● **PROBLEM REQUIREMENTS**
Transcribe the listing that follows in full, omitting pictures.

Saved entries

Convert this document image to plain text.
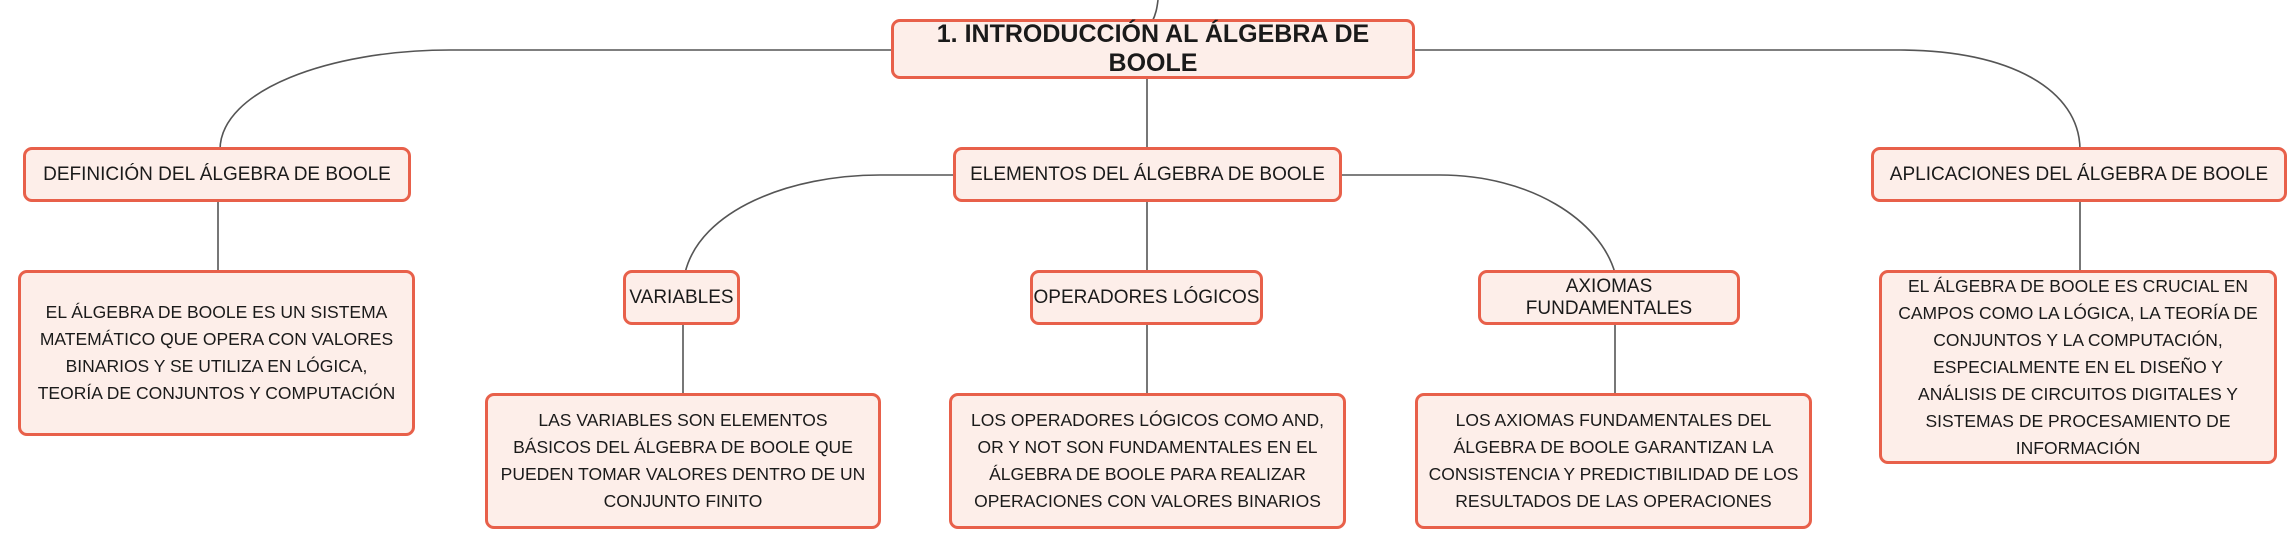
1. INTRODUCCIÓN AL ÁLGEBRA DE BOOLE
DEFINICIÓN DEL ÁLGEBRA DE BOOLE	ELEMENTOS DEL ÁLGEBRA DE BOOLE	APLICACIONES DEL ÁLGEBRA DE BOOLE
EL ÁLGEBRA DE BOOLE ES UN SISTEMA MATEMÁTICO QUE OPERA CON VALORES BINARIOS Y SE UTILIZA EN LÓGICA, TEORÍA DE CONJUNTOS Y COMPUTACIÓN
VARIABLES	OPERADORES LÓGICOS
AXIOMAS FUNDAMENTALES
EL ÁLGEBRA DE BOOLE ES CRUCIAL EN CAMPOS COMO LA LÓGICA, LA TEORÍA DE CONJUNTOS Y LA COMPUTACIÓN, ESPECIALMENTE EN EL DISEÑO Y ANÁLISIS DE CIRCUITOS DIGITALES Y SISTEMAS DE PROCESAMIENTO DE INFORMACIÓN
LAS VARIABLES SON ELEMENTOS BÁSICOS DEL ÁLGEBRA DE BOOLE QUE PUEDEN TOMAR VALORES DENTRO DE UN CONJUNTO FINITO
LOS OPERADORES LÓGICOS COMO AND, OR Y NOT SON FUNDAMENTALES EN EL ÁLGEBRA DE BOOLE PARA REALIZAR OPERACIONES CON VALORES BINARIOS
LOS AXIOMAS FUNDAMENTALES DEL ÁLGEBRA DE BOOLE GARANTIZAN LA CONSISTENCIA Y PREDICTIBILIDAD DE LOS RESULTADOS DE LAS OPERACIONES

● **WRITTEN RESPONSE**
Convert this document image to plain text.
1. INTRODUCCIÓN AL ÁLGEBRA DE BOOLE
DEFINICIÓN DEL ÁLGEBRA DE BOOLE	ELEMENTOS DEL ÁLGEBRA DE BOOLE	APLICACIONES DEL ÁLGEBRA DE BOOLE
EL ÁLGEBRA DE BOOLE ES UN SISTEMA MATEMÁTICO QUE OPERA CON VALORES BINARIOS Y SE UTILIZA EN LÓGICA, TEORÍA DE CONJUNTOS Y COMPUTACIÓN
VARIABLES	OPERADORES LÓGICOS
AXIOMAS FUNDAMENTALES
EL ÁLGEBRA DE BOOLE ES CRUCIAL EN CAMPOS COMO LA LÓGICA, LA TEORÍA DE CONJUNTOS Y LA COMPUTACIÓN, ESPECIALMENTE EN EL DISEÑO Y ANÁLISIS DE CIRCUITOS DIGITALES Y SISTEMAS DE PROCESAMIENTO DE INFORMACIÓN
LAS VARIABLES SON ELEMENTOS BÁSICOS DEL ÁLGEBRA DE BOOLE QUE PUEDEN TOMAR VALORES DENTRO DE UN CONJUNTO FINITO
LOS OPERADORES LÓGICOS COMO AND, OR Y NOT SON FUNDAMENTALES EN EL ÁLGEBRA DE BOOLE PARA REALIZAR OPERACIONES CON VALORES BINARIOS
LOS AXIOMAS FUNDAMENTALES DEL ÁLGEBRA DE BOOLE GARANTIZAN LA CONSISTENCIA Y PREDICTIBILIDAD DE LOS RESULTADOS DE LAS OPERACIONES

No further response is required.